** START Provided data **
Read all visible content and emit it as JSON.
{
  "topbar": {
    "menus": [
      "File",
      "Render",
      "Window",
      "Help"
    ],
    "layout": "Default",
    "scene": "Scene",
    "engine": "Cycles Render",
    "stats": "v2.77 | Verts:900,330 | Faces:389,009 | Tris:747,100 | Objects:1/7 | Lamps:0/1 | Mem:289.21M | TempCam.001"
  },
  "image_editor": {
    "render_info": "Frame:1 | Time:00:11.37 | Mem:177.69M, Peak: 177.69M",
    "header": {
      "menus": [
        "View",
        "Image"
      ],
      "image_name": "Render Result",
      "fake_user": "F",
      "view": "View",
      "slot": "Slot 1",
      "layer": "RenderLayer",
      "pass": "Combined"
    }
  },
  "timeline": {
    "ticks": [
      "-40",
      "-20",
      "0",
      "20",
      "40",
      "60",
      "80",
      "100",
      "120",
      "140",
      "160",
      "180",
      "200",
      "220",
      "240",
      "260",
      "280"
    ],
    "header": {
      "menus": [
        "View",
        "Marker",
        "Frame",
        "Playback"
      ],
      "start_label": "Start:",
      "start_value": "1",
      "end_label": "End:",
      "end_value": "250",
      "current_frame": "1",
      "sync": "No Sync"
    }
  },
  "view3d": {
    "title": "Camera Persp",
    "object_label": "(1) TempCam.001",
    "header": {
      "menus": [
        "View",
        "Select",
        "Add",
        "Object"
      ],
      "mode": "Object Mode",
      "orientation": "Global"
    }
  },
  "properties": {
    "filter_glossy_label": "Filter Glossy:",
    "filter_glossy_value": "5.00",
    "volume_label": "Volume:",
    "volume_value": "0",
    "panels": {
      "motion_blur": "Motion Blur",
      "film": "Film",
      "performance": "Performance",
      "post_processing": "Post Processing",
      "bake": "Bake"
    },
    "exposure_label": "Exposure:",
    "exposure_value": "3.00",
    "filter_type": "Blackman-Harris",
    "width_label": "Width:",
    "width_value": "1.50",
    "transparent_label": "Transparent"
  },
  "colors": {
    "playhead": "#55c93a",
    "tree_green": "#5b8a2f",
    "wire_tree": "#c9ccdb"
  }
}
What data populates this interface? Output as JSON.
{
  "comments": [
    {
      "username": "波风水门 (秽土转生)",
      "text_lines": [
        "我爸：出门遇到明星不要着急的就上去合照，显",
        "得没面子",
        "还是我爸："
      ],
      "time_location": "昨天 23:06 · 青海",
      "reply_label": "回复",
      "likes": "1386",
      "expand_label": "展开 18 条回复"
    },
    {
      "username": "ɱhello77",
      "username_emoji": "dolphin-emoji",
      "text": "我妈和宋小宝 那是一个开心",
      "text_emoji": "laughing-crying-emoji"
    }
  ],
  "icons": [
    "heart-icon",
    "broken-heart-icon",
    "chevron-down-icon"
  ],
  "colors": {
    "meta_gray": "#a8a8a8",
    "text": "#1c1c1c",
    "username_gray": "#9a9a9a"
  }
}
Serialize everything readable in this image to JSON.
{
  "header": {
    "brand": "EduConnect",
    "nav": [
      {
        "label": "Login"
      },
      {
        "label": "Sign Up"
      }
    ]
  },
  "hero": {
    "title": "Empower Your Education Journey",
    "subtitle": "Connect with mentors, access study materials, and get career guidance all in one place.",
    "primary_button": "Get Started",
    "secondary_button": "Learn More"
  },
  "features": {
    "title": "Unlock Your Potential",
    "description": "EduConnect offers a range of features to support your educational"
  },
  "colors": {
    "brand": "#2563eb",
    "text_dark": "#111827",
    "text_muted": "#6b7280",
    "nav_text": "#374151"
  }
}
** END Provided data **
> [Work to do]: Print the records once more, exactly as they were given.

> [Output for this exercise]:
Read all visible content and emit it as JSON.
{
  "topbar": {
    "menus": [
      "File",
      "Render",
      "Window",
      "Help"
    ],
    "layout": "Default",
    "scene": "Scene",
    "engine": "Cycles Render",
    "stats": "v2.77 | Verts:900,330 | Faces:389,009 | Tris:747,100 | Objects:1/7 | Lamps:0/1 | Mem:289.21M | TempCam.001"
  },
  "image_editor": {
    "render_info": "Frame:1 | Time:00:11.37 | Mem:177.69M, Peak: 177.69M",
    "header": {
      "menus": [
        "View",
        "Image"
      ],
      "image_name": "Render Result",
      "fake_user": "F",
      "view": "View",
      "slot": "Slot 1",
      "layer": "RenderLayer",
      "pass": "Combined"
    }
  },
  "timeline": {
    "ticks": [
      "-40",
      "-20",
      "0",
      "20",
      "40",
      "60",
      "80",
      "100",
      "120",
      "140",
      "160",
      "180",
      "200",
      "220",
      "240",
      "260",
      "280"
    ],
    "header": {
      "menus": [
        "View",
        "Marker",
        "Frame",
        "Playback"
      ],
      "start_label": "Start:",
      "start_value": "1",
      "end_label": "End:",
      "end_value": "250",
      "current_frame": "1",
      "sync": "No Sync"
    }
  },
  "view3d": {
    "title": "Camera Persp",
    "object_label": "(1) TempCam.001",
    "header": {
      "menus": [
        "View",
        "Select",
        "Add",
        "Object"
      ],
      "mode": "Object Mode",
      "orientation": "Global"
    }
  },
  "properties": {
    "filter_glossy_label": "Filter Glossy:",
    "filter_glossy_value": "5.00",
    "volume_label": "Volume:",
    "volume_value": "0",
    "panels": {
      "motion_blur": "Motion Blur",
      "film": "Film",
      "performance": "Performance",
      "post_processing": "Post Processing",
      "bake": "Bake"
    },
    "exposure_label": "Exposure:",
    "exposure_value": "3.00",
    "filter_type": "Blackman-Harris",
    "width_label": "Width:",
    "width_value": "1.50",
    "transparent_label": "Transparent"
  },
  "colors": {
    "playhead": "#55c93a",
    "tree_green": "#5b8a2f",
    "wire_tree": "#c9ccdb"
  }
}
What data populates this interface? Output as JSON.
{
  "comments": [
    {
      "username": "波风水门 (秽土转生)",
      "text_lines": [
        "我爸：出门遇到明星不要着急的就上去合照，显",
        "得没面子",
        "还是我爸："
      ],
      "time_location": "昨天 23:06 · 青海",
      "reply_label": "回复",
      "likes": "1386",
      "expand_label": "展开 18 条回复"
    },
    {
      "username": "ɱhello77",
      "username_emoji": "dolphin-emoji",
      "text": "我妈和宋小宝 那是一个开心",
      "text_emoji": "laughing-crying-emoji"
    }
  ],
  "icons": [
    "heart-icon",
    "broken-heart-icon",
    "chevron-down-icon"
  ],
  "colors": {
    "meta_gray": "#a8a8a8",
    "text": "#1c1c1c",
    "username_gray": "#9a9a9a"
  }
}
Serialize everything readable in this image to JSON.
{
  "header": {
    "brand": "EduConnect",
    "nav": [
      {
        "label": "Login"
      },
      {
        "label": "Sign Up"
      }
    ]
  },
  "hero": {
    "title": "Empower Your Education Journey",
    "subtitle": "Connect with mentors, access study materials, and get career guidance all in one place.",
    "primary_button": "Get Started",
    "secondary_button": "Learn More"
  },
  "features": {
    "title": "Unlock Your Potential",
    "description": "EduConnect offers a range of features to support your educational"
  },
  "colors": {
    "brand": "#2563eb",
    "text_dark": "#111827",
    "text_muted": "#6b7280",
    "nav_text": "#374151"
  }
}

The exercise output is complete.